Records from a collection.
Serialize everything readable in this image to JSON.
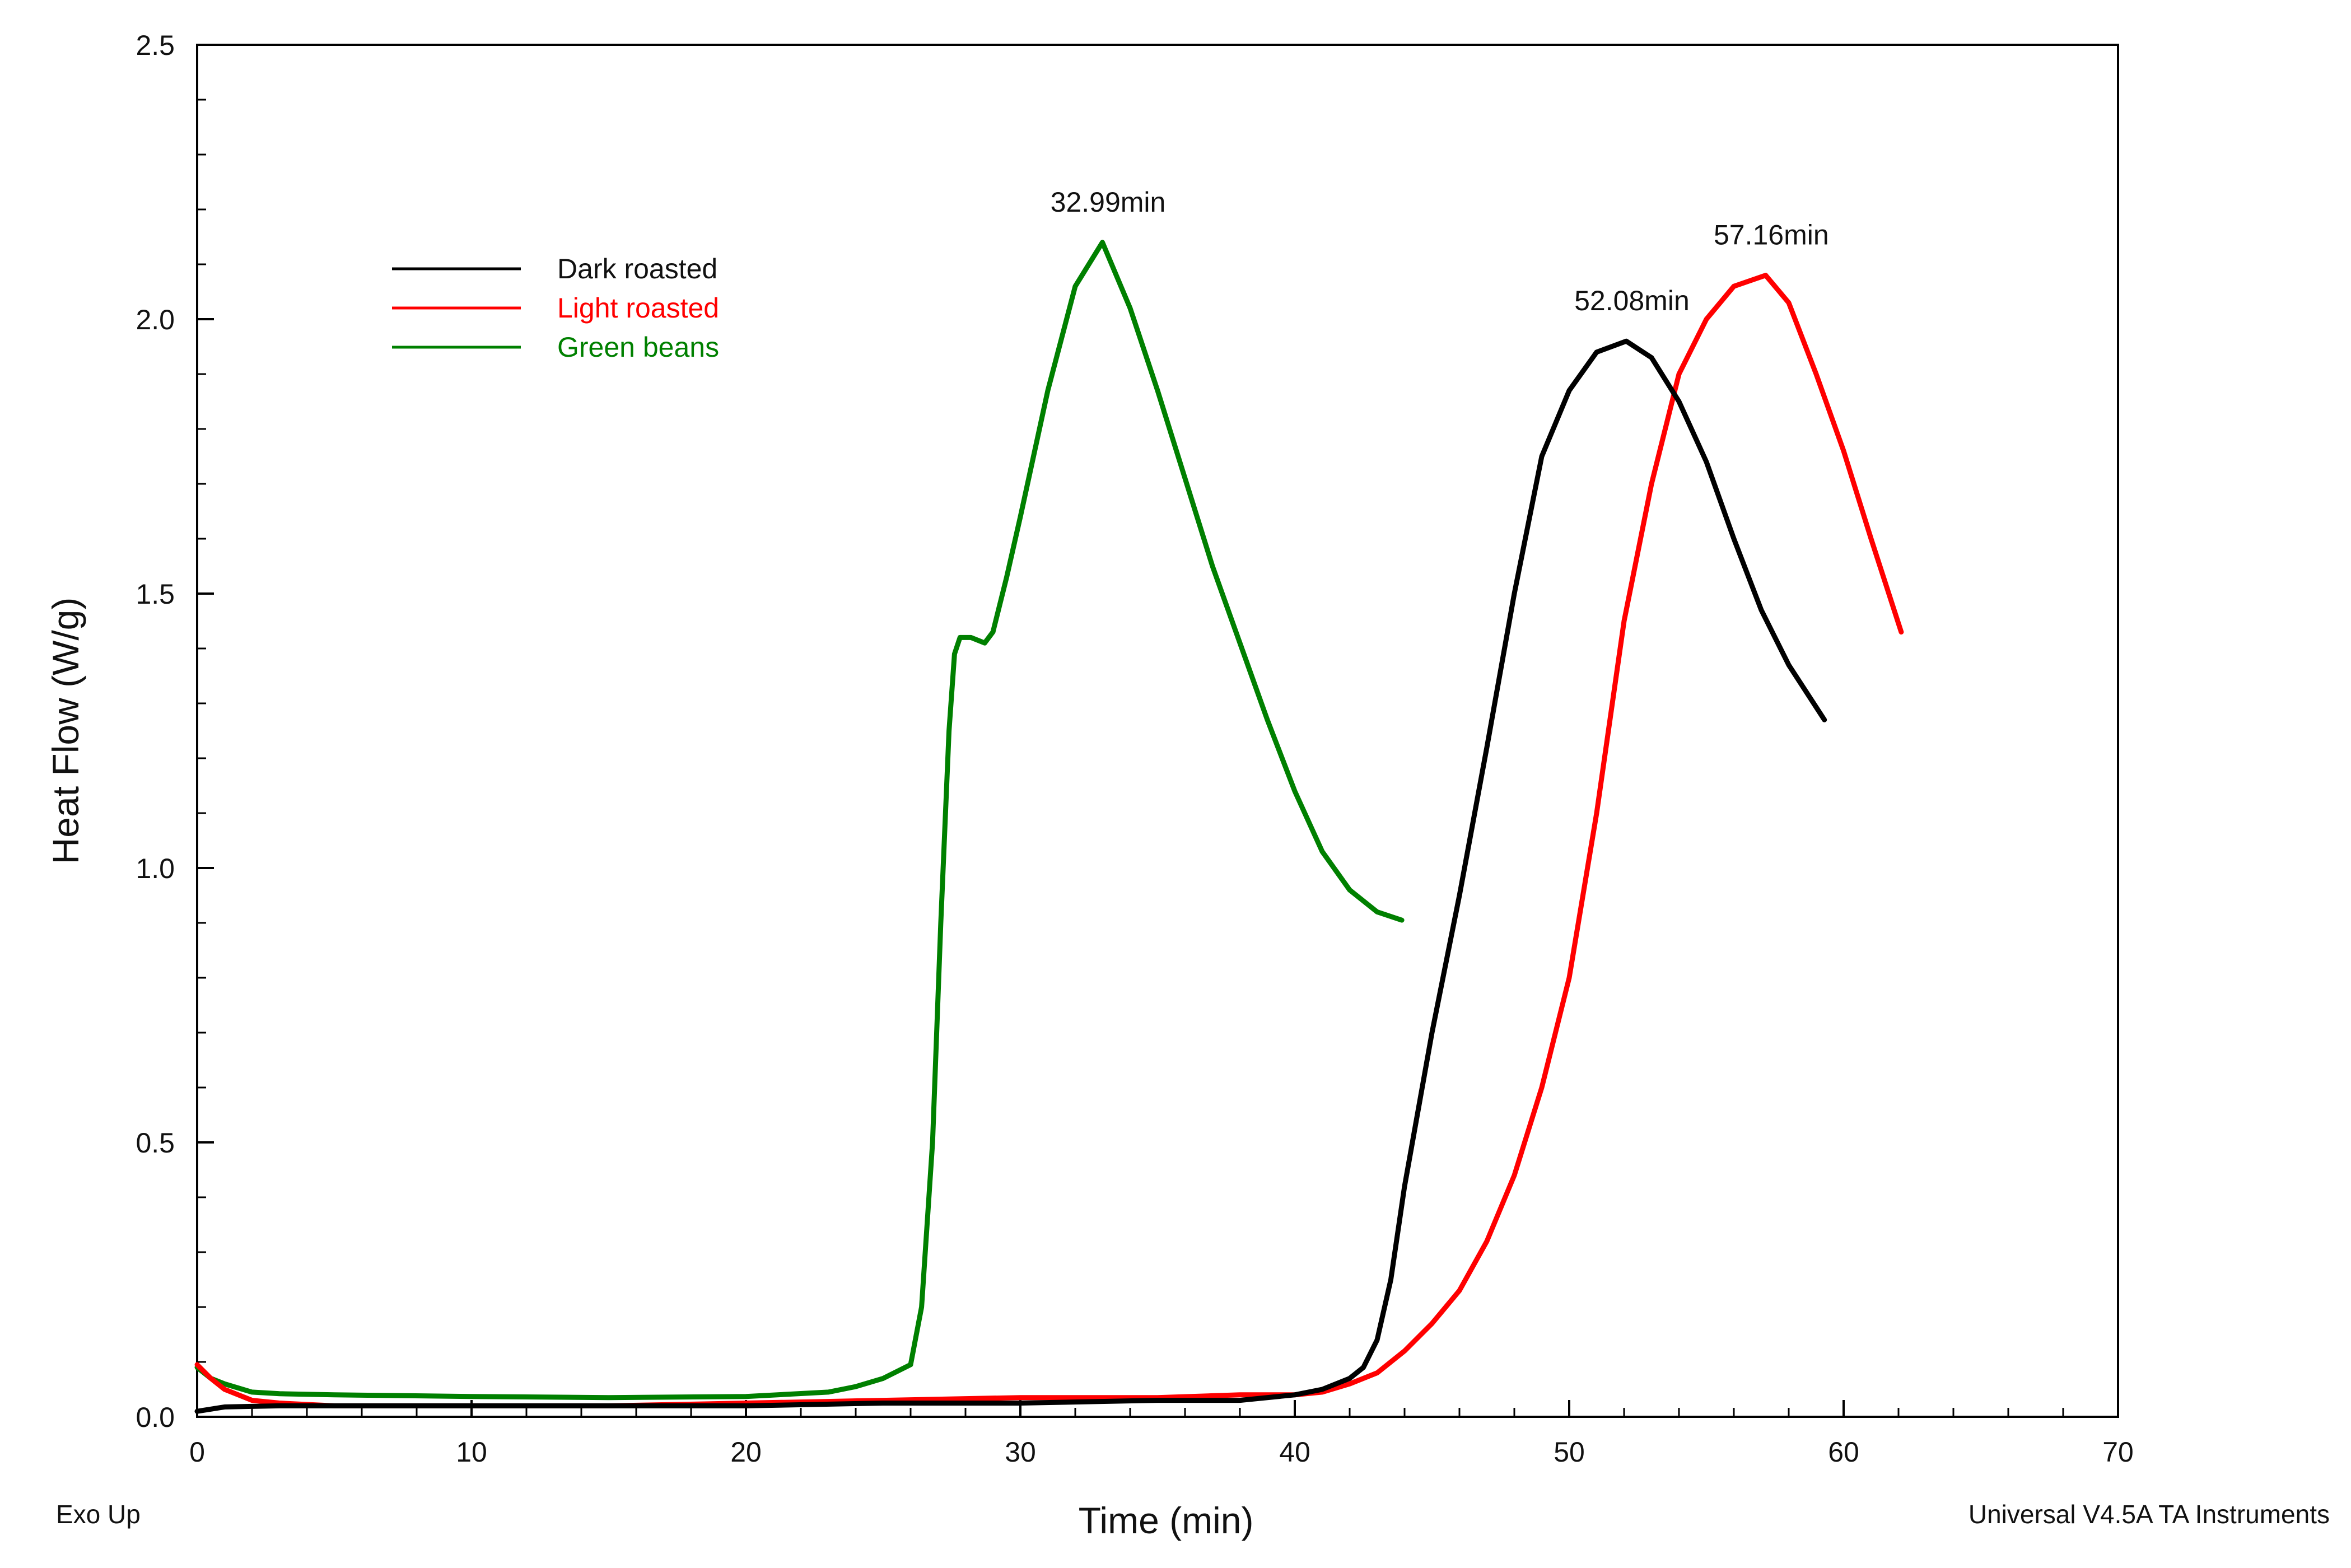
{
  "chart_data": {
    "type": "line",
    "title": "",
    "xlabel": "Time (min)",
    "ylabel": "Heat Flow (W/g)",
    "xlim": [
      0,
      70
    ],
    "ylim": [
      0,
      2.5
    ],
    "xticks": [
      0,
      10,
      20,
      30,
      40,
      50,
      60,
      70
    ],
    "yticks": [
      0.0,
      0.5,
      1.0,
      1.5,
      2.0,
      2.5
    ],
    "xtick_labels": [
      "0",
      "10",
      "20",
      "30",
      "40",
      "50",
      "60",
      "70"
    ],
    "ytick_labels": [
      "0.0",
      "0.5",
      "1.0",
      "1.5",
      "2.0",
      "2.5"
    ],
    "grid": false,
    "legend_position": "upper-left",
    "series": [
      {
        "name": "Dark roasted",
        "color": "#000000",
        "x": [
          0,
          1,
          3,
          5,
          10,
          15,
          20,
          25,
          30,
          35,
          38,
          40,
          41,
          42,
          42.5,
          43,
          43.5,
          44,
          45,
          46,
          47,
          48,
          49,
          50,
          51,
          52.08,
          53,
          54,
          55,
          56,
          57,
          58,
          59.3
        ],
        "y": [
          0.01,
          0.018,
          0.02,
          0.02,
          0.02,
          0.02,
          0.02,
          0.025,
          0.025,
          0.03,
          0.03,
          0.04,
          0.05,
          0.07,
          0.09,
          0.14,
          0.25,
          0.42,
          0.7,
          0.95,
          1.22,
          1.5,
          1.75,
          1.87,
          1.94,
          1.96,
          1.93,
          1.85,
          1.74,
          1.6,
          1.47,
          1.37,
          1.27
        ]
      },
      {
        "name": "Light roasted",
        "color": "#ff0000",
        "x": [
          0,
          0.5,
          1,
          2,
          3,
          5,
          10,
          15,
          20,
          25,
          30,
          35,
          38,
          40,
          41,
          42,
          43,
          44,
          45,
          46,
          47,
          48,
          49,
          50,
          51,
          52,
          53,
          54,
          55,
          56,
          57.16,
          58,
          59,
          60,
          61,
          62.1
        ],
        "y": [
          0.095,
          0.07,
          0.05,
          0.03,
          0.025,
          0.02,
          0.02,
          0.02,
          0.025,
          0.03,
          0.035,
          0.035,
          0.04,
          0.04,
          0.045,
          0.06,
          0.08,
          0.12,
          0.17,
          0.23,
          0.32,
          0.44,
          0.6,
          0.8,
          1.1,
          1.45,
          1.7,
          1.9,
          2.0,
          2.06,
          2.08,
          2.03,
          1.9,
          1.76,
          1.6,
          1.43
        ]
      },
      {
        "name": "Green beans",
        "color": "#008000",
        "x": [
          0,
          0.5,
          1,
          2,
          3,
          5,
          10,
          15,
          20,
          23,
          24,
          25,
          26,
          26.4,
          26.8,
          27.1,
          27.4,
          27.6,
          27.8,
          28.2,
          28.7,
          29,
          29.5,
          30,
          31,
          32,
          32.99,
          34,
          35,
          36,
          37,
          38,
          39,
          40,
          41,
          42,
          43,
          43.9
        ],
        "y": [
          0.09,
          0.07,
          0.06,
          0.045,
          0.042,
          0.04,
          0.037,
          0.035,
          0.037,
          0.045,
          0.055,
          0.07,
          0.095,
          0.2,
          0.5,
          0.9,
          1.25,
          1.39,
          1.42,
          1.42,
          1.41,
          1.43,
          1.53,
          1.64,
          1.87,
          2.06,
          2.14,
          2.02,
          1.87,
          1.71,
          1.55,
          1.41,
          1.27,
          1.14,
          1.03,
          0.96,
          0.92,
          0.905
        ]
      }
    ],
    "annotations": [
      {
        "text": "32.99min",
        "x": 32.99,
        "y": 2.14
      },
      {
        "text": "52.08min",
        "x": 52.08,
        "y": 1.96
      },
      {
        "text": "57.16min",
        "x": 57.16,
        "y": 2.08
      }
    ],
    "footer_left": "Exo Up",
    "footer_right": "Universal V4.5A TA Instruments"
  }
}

INSTRUCTION.
The lines above form a set of records; determine how many of them contain the string "text" and give that number alone.

REPLY.
3